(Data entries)

+++

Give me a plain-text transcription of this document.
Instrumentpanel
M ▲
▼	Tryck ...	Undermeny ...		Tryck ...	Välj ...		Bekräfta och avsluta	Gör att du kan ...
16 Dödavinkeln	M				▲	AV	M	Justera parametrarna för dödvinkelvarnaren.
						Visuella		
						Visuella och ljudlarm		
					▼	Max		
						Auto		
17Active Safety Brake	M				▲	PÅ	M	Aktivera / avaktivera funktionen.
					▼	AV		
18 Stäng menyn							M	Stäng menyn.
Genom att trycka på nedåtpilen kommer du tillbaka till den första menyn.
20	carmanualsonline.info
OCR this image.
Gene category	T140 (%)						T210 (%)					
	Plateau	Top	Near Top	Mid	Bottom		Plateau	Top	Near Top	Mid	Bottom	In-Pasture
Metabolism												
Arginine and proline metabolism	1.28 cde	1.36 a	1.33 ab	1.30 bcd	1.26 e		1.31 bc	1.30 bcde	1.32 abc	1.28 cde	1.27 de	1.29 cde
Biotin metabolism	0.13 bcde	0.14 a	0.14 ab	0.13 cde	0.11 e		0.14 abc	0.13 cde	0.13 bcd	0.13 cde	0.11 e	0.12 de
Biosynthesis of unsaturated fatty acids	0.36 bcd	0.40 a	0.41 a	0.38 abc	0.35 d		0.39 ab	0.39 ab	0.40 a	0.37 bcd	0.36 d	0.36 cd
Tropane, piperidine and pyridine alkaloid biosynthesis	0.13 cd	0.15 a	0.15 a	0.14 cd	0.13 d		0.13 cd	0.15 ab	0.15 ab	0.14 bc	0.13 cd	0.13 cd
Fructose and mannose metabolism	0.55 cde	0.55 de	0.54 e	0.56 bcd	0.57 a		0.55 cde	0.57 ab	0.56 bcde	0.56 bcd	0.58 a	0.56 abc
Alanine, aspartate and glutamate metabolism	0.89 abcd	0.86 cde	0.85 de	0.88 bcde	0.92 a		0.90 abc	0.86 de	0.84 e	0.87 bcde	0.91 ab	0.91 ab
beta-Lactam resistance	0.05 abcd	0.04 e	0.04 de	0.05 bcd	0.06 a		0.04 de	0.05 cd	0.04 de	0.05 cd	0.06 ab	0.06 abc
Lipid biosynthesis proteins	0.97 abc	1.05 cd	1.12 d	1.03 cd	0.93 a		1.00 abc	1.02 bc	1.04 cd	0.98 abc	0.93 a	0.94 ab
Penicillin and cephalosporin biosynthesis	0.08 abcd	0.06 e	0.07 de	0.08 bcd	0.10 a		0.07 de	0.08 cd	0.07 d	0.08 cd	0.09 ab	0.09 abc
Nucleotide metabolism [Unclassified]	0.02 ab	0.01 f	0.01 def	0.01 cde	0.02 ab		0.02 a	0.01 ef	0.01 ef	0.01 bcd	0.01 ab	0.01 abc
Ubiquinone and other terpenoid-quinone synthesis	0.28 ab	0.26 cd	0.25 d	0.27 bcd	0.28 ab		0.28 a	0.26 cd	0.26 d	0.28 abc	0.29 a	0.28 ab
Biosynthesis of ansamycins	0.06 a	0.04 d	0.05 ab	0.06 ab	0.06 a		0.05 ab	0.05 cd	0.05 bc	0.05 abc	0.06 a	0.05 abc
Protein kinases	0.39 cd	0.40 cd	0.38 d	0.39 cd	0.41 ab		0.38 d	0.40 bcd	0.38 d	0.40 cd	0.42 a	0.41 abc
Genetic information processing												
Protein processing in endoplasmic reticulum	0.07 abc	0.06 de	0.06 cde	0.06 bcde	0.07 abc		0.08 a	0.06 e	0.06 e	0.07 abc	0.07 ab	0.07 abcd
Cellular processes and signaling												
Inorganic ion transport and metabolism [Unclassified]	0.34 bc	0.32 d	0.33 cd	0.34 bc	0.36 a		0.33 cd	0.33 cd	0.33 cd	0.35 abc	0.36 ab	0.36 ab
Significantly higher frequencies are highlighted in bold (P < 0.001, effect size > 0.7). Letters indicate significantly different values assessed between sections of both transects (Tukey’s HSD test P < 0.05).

+++

# Activity
Each and every record above needs writing out exactly.

# Task result
Give me a plain-text transcription of this document.
Instrumentpanel
M ▲
▼	Tryck ...	Undermeny ...		Tryck ...	Välj ...		Bekräfta och avsluta	Gör att du kan ...
16 Dödavinkeln	M				▲	AV	M	Justera parametrarna för dödvinkelvarnaren.
						Visuella		
						Visuella och ljudlarm		
					▼	Max		
						Auto		
17Active Safety Brake	M				▲	PÅ	M	Aktivera / avaktivera funktionen.
					▼	AV		
18 Stäng menyn							M	Stäng menyn.
Genom att trycka på nedåtpilen kommer du tillbaka till den första menyn.
20	carmanualsonline.info
OCR this image.
Gene category	T140 (%)						T210 (%)					
	Plateau	Top	Near Top	Mid	Bottom		Plateau	Top	Near Top	Mid	Bottom	In-Pasture
Metabolism												
Arginine and proline metabolism	1.28 cde	1.36 a	1.33 ab	1.30 bcd	1.26 e		1.31 bc	1.30 bcde	1.32 abc	1.28 cde	1.27 de	1.29 cde
Biotin metabolism	0.13 bcde	0.14 a	0.14 ab	0.13 cde	0.11 e		0.14 abc	0.13 cde	0.13 bcd	0.13 cde	0.11 e	0.12 de
Biosynthesis of unsaturated fatty acids	0.36 bcd	0.40 a	0.41 a	0.38 abc	0.35 d		0.39 ab	0.39 ab	0.40 a	0.37 bcd	0.36 d	0.36 cd
Tropane, piperidine and pyridine alkaloid biosynthesis	0.13 cd	0.15 a	0.15 a	0.14 cd	0.13 d		0.13 cd	0.15 ab	0.15 ab	0.14 bc	0.13 cd	0.13 cd
Fructose and mannose metabolism	0.55 cde	0.55 de	0.54 e	0.56 bcd	0.57 a		0.55 cde	0.57 ab	0.56 bcde	0.56 bcd	0.58 a	0.56 abc
Alanine, aspartate and glutamate metabolism	0.89 abcd	0.86 cde	0.85 de	0.88 bcde	0.92 a		0.90 abc	0.86 de	0.84 e	0.87 bcde	0.91 ab	0.91 ab
beta-Lactam resistance	0.05 abcd	0.04 e	0.04 de	0.05 bcd	0.06 a		0.04 de	0.05 cd	0.04 de	0.05 cd	0.06 ab	0.06 abc
Lipid biosynthesis proteins	0.97 abc	1.05 cd	1.12 d	1.03 cd	0.93 a		1.00 abc	1.02 bc	1.04 cd	0.98 abc	0.93 a	0.94 ab
Penicillin and cephalosporin biosynthesis	0.08 abcd	0.06 e	0.07 de	0.08 bcd	0.10 a		0.07 de	0.08 cd	0.07 d	0.08 cd	0.09 ab	0.09 abc
Nucleotide metabolism [Unclassified]	0.02 ab	0.01 f	0.01 def	0.01 cde	0.02 ab		0.02 a	0.01 ef	0.01 ef	0.01 bcd	0.01 ab	0.01 abc
Ubiquinone and other terpenoid-quinone synthesis	0.28 ab	0.26 cd	0.25 d	0.27 bcd	0.28 ab		0.28 a	0.26 cd	0.26 d	0.28 abc	0.29 a	0.28 ab
Biosynthesis of ansamycins	0.06 a	0.04 d	0.05 ab	0.06 ab	0.06 a		0.05 ab	0.05 cd	0.05 bc	0.05 abc	0.06 a	0.05 abc
Protein kinases	0.39 cd	0.40 cd	0.38 d	0.39 cd	0.41 ab		0.38 d	0.40 bcd	0.38 d	0.40 cd	0.42 a	0.41 abc
Genetic information processing												
Protein processing in endoplasmic reticulum	0.07 abc	0.06 de	0.06 cde	0.06 bcde	0.07 abc		0.08 a	0.06 e	0.06 e	0.07 abc	0.07 ab	0.07 abcd
Cellular processes and signaling												
Inorganic ion transport and metabolism [Unclassified]	0.34 bc	0.32 d	0.33 cd	0.34 bc	0.36 a		0.33 cd	0.33 cd	0.33 cd	0.35 abc	0.36 ab	0.36 ab
Significantly higher frequencies are highlighted in bold (P < 0.001, effect size > 0.7). Letters indicate significantly different values assessed between sections of both transects (Tukey’s HSD test P < 0.05).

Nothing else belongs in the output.